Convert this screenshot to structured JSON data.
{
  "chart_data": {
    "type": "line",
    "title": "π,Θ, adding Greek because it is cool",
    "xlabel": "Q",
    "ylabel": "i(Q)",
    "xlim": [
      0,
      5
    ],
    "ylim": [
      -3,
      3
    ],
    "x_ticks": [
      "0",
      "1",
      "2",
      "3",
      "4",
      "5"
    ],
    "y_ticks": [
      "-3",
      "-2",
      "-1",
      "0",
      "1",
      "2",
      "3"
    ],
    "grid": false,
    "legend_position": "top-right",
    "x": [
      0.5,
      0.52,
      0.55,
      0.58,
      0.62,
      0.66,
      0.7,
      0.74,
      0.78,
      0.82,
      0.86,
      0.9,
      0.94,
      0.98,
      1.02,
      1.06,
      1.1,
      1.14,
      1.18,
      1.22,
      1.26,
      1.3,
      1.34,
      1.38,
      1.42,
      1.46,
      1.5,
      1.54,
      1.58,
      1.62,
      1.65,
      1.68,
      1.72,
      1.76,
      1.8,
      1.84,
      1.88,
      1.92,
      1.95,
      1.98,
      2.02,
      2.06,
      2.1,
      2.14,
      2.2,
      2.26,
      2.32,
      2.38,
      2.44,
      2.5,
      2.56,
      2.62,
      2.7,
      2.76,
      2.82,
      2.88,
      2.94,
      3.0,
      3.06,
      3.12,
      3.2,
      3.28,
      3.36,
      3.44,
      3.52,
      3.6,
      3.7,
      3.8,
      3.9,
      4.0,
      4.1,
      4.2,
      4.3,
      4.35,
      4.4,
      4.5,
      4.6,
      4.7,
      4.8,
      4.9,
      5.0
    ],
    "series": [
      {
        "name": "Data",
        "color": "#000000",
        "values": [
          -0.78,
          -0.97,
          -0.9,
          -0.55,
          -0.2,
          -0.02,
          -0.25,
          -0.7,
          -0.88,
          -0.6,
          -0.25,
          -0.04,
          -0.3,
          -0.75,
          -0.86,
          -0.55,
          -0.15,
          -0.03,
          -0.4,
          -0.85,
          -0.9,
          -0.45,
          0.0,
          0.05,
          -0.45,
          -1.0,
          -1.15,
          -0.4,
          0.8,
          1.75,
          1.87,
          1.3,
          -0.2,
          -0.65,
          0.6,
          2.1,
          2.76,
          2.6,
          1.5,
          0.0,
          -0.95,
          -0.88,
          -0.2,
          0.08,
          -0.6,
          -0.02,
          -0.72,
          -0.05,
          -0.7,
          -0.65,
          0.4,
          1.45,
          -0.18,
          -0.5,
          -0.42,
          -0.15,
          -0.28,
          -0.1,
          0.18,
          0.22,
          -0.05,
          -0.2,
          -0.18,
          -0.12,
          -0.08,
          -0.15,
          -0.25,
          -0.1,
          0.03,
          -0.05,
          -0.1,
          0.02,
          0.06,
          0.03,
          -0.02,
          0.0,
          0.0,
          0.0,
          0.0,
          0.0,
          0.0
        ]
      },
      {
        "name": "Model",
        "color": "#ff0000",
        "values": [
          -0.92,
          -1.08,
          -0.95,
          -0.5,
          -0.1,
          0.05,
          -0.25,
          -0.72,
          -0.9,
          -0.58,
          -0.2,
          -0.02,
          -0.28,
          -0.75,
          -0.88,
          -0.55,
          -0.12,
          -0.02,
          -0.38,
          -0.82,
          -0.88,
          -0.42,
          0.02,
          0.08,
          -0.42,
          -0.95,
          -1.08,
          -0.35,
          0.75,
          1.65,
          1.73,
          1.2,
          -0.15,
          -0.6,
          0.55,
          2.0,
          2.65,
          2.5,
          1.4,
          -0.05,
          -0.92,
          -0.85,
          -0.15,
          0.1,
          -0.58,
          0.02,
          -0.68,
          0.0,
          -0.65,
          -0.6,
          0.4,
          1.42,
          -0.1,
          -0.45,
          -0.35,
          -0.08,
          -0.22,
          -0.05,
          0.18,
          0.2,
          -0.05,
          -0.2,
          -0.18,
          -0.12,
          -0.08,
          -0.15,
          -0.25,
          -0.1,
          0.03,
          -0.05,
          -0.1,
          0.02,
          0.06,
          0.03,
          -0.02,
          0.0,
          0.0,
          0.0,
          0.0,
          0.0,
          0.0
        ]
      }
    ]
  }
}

==

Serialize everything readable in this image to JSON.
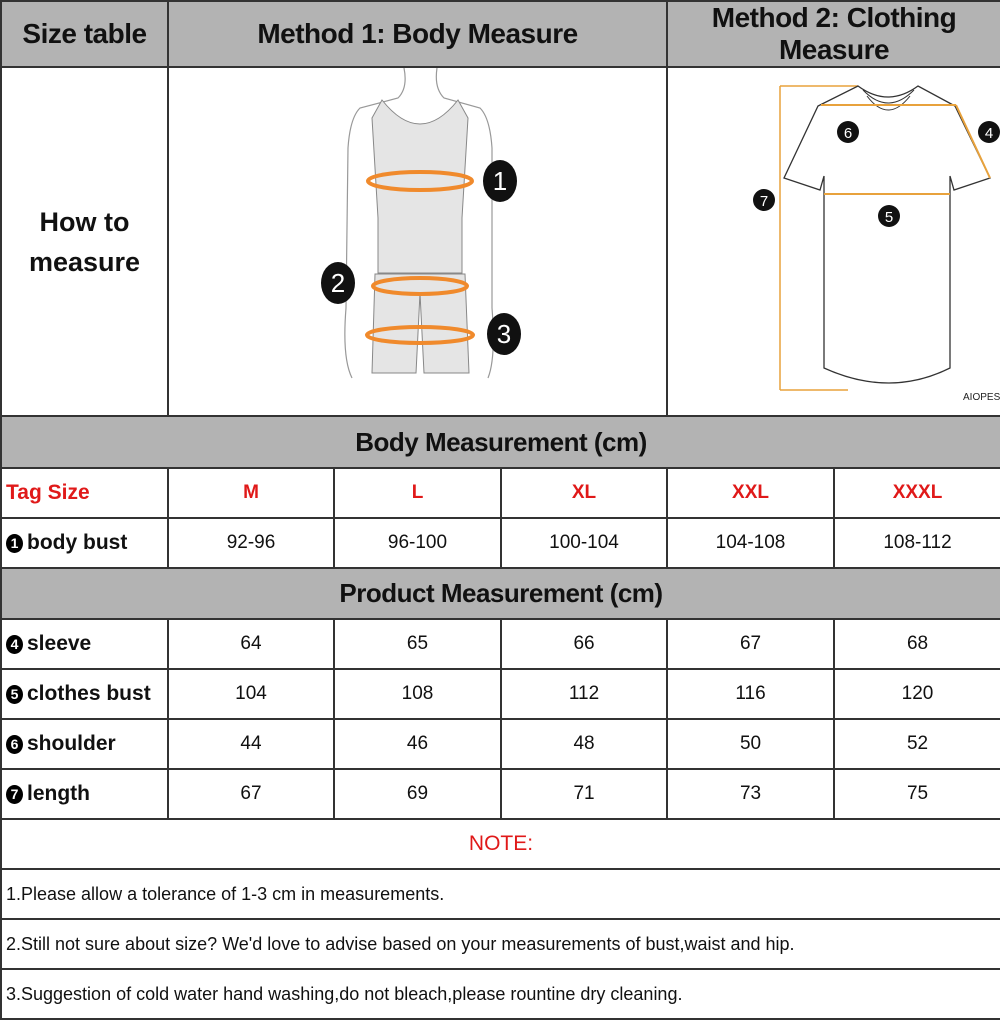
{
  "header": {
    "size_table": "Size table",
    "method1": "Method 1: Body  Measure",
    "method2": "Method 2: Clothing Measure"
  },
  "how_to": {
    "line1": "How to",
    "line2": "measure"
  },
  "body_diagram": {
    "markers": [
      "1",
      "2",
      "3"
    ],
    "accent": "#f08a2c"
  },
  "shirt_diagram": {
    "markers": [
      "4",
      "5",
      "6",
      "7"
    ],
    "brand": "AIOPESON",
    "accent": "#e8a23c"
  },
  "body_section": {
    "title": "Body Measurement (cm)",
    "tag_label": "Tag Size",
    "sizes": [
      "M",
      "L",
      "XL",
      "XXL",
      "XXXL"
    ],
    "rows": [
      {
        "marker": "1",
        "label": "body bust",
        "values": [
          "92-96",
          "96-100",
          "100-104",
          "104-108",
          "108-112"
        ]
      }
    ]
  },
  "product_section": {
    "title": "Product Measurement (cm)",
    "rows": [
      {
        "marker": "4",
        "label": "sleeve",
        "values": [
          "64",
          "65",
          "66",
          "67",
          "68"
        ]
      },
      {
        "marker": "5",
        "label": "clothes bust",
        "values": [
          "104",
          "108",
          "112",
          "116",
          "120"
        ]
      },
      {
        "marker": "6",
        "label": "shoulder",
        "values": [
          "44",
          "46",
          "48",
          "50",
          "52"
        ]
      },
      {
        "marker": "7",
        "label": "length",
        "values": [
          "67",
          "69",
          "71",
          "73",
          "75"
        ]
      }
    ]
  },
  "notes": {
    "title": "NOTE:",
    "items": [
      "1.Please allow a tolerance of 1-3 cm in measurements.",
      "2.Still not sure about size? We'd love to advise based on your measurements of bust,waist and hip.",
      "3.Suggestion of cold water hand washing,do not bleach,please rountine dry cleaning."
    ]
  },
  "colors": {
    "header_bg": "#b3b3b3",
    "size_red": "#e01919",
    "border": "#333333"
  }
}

* **Exercise aim**
Only the number is required: the count of lines containing the word "title".

* **Solution to the exercise**
4